- [WORK TO BE COMPLETED]:
Copy the data below line for line without changing any text, and leave out the pictures.

------------------------------------------------------------------------

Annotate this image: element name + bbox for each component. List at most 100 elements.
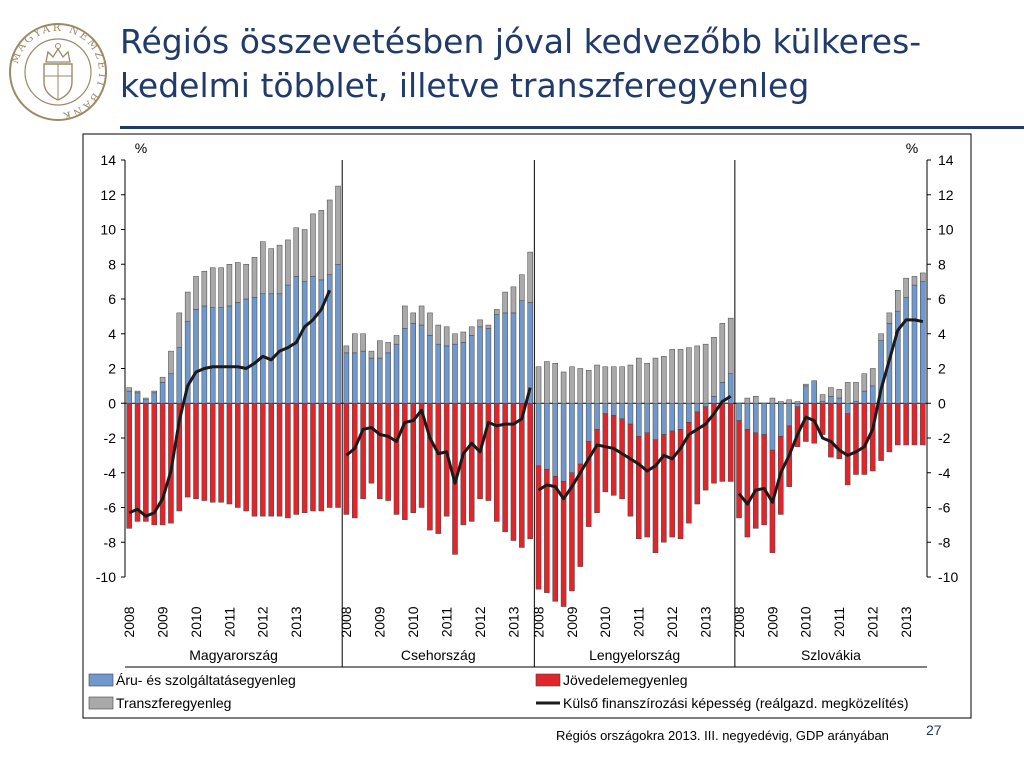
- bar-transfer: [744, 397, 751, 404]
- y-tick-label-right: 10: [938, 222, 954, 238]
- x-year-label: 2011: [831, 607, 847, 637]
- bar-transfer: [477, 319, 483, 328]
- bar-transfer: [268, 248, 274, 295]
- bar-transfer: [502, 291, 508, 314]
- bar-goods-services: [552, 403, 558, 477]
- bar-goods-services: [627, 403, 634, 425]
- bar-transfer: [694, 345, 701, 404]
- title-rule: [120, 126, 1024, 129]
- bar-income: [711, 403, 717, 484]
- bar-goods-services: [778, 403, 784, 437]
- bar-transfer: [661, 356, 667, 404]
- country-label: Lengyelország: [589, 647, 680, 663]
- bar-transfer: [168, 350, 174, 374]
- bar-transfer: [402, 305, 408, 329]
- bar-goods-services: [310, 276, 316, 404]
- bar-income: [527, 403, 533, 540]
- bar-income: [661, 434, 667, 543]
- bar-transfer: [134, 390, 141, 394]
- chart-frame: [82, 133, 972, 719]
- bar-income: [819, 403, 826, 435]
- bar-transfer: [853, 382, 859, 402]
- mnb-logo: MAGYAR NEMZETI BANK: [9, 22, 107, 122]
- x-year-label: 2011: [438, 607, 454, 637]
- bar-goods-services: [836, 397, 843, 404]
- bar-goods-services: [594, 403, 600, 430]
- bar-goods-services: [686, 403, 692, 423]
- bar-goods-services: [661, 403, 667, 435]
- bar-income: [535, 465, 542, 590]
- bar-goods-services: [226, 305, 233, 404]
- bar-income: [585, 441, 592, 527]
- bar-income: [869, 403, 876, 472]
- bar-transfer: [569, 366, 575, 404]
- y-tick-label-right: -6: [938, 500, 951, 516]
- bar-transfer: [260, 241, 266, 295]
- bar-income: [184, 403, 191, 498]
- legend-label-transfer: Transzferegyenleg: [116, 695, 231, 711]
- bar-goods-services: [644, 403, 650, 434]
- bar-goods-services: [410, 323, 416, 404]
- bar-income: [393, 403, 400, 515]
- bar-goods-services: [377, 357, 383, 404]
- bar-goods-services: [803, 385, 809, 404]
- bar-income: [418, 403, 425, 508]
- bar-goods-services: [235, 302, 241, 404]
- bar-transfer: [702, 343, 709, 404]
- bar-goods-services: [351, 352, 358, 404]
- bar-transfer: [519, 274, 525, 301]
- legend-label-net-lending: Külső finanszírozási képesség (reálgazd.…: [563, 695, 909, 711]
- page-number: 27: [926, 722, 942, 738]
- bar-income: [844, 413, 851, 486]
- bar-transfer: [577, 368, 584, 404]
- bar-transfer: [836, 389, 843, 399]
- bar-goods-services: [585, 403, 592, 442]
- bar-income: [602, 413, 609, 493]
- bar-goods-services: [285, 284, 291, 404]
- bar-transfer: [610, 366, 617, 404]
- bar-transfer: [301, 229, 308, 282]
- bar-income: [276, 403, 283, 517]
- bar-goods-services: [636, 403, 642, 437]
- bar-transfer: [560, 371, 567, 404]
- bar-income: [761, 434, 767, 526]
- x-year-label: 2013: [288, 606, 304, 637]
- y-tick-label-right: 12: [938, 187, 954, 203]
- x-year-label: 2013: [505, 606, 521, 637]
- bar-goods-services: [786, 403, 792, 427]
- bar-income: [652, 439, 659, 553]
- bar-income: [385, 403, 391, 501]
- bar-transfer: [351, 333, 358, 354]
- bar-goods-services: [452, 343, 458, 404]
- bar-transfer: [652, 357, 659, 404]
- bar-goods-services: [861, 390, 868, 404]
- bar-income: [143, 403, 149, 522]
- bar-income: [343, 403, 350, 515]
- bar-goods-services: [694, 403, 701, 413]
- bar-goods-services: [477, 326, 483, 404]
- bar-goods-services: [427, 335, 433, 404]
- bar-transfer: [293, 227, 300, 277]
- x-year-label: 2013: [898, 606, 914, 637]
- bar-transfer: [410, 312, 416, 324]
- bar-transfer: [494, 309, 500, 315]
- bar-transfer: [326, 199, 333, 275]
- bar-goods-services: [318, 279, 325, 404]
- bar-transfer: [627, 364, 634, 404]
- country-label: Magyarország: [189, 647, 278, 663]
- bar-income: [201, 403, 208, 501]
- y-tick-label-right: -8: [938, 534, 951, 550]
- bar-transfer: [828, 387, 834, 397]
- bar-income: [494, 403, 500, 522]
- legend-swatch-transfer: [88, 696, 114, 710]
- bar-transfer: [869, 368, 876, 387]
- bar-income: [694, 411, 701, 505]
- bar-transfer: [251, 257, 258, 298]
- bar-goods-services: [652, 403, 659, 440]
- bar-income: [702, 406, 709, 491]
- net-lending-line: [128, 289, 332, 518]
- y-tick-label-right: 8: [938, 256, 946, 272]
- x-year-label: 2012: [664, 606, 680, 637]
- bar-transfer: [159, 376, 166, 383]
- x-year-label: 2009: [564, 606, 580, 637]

------------------------------------------------------------------------

- [CORRECT OUTPUT]:
Annotate this image: element name + bbox for each component. List at most 100 elements.
- bar-transfer: [744, 397, 751, 404]
- y-tick-label-right: 10: [938, 222, 954, 238]
- x-year-label: 2011: [831, 607, 847, 637]
- bar-transfer: [477, 319, 483, 328]
- bar-transfer: [268, 248, 274, 295]
- bar-transfer: [502, 291, 508, 314]
- bar-goods-services: [552, 403, 558, 477]
- bar-goods-services: [627, 403, 634, 425]
- bar-transfer: [694, 345, 701, 404]
- title-rule: [120, 126, 1024, 129]
- bar-income: [711, 403, 717, 484]
- bar-goods-services: [778, 403, 784, 437]
- bar-transfer: [661, 356, 667, 404]
- country-label: Lengyelország: [589, 647, 680, 663]
- bar-transfer: [168, 350, 174, 374]
- bar-transfer: [402, 305, 408, 329]
- bar-goods-services: [310, 276, 316, 404]
- bar-income: [527, 403, 533, 540]
- bar-income: [661, 434, 667, 543]
- bar-transfer: [134, 390, 141, 394]
- chart-frame: [82, 133, 972, 719]
- bar-income: [819, 403, 826, 435]
- bar-transfer: [853, 382, 859, 402]
- mnb-logo: MAGYAR NEMZETI BANK: [9, 22, 107, 122]
- x-year-label: 2011: [438, 607, 454, 637]
- bar-goods-services: [836, 397, 843, 404]
- bar-goods-services: [594, 403, 600, 430]
- bar-goods-services: [686, 403, 692, 423]
- bar-goods-services: [661, 403, 667, 435]
- bar-income: [535, 465, 542, 590]
- bar-goods-services: [226, 305, 233, 404]
- bar-income: [585, 441, 592, 527]
- bar-income: [869, 403, 876, 472]
- bar-transfer: [569, 366, 575, 404]
- y-tick-label-right: -6: [938, 500, 951, 516]
- bar-transfer: [260, 241, 266, 295]
- bar-income: [184, 403, 191, 498]
- legend-label-transfer: Transzferegyenleg: [116, 695, 231, 711]
- bar-goods-services: [644, 403, 650, 434]
- bar-goods-services: [410, 323, 416, 404]
- bar-income: [393, 403, 400, 515]
- bar-goods-services: [377, 357, 383, 404]
- bar-goods-services: [803, 385, 809, 404]
- bar-income: [418, 403, 425, 508]
- bar-goods-services: [235, 302, 241, 404]
- bar-transfer: [702, 343, 709, 404]
- bar-goods-services: [351, 352, 358, 404]
- bar-transfer: [519, 274, 525, 301]
- legend-label-net-lending: Külső finanszírozási képesség (reálgazd.…: [563, 695, 909, 711]
- page-number: 27: [926, 722, 942, 738]
- bar-income: [844, 413, 851, 486]
- bar-transfer: [577, 368, 584, 404]
- bar-transfer: [836, 389, 843, 399]
- bar-goods-services: [585, 403, 592, 442]
- bar-income: [602, 413, 609, 493]
- bar-goods-services: [285, 284, 291, 404]
- bar-transfer: [610, 366, 617, 404]
- bar-transfer: [301, 229, 308, 282]
- bar-income: [276, 403, 283, 517]
- bar-goods-services: [636, 403, 642, 437]
- bar-transfer: [560, 371, 567, 404]
- bar-income: [761, 434, 767, 526]
- x-year-label: 2013: [288, 606, 304, 637]
- y-tick-label-right: 12: [938, 187, 954, 203]
- x-year-label: 2013: [505, 606, 521, 637]
- bar-goods-services: [786, 403, 792, 427]
- bar-income: [652, 439, 659, 553]
- bar-income: [385, 403, 391, 501]
- bar-transfer: [351, 333, 358, 354]
- bar-goods-services: [452, 343, 458, 404]
- bar-transfer: [652, 357, 659, 404]
- bar-goods-services: [861, 390, 868, 404]
- bar-income: [143, 403, 149, 522]
- bar-income: [343, 403, 350, 515]
- bar-goods-services: [694, 403, 701, 413]
- bar-goods-services: [477, 326, 483, 404]
- bar-goods-services: [427, 335, 433, 404]
- bar-transfer: [293, 227, 300, 277]
- x-year-label: 2013: [898, 606, 914, 637]
- bar-transfer: [410, 312, 416, 324]
- bar-transfer: [494, 309, 500, 315]
- bar-transfer: [326, 199, 333, 275]
- bar-goods-services: [318, 279, 325, 404]
- bar-transfer: [627, 364, 634, 404]
- country-label: Magyarország: [189, 647, 278, 663]
- bar-income: [201, 403, 208, 501]
- y-tick-label-right: -8: [938, 534, 951, 550]
- bar-transfer: [828, 387, 834, 397]
- bar-income: [494, 403, 500, 522]
- legend-swatch-transfer: [88, 696, 114, 710]
- bar-transfer: [869, 368, 876, 387]
- bar-income: [694, 411, 701, 505]
- bar-transfer: [251, 257, 258, 298]
- bar-goods-services: [652, 403, 659, 440]
- bar-income: [702, 406, 709, 491]
- net-lending-line: [128, 289, 332, 518]
- y-tick-label-right: 8: [938, 256, 946, 272]
- x-year-label: 2012: [664, 606, 680, 637]
- bar-transfer: [159, 376, 166, 383]
- x-year-label: 2009: [564, 606, 580, 637]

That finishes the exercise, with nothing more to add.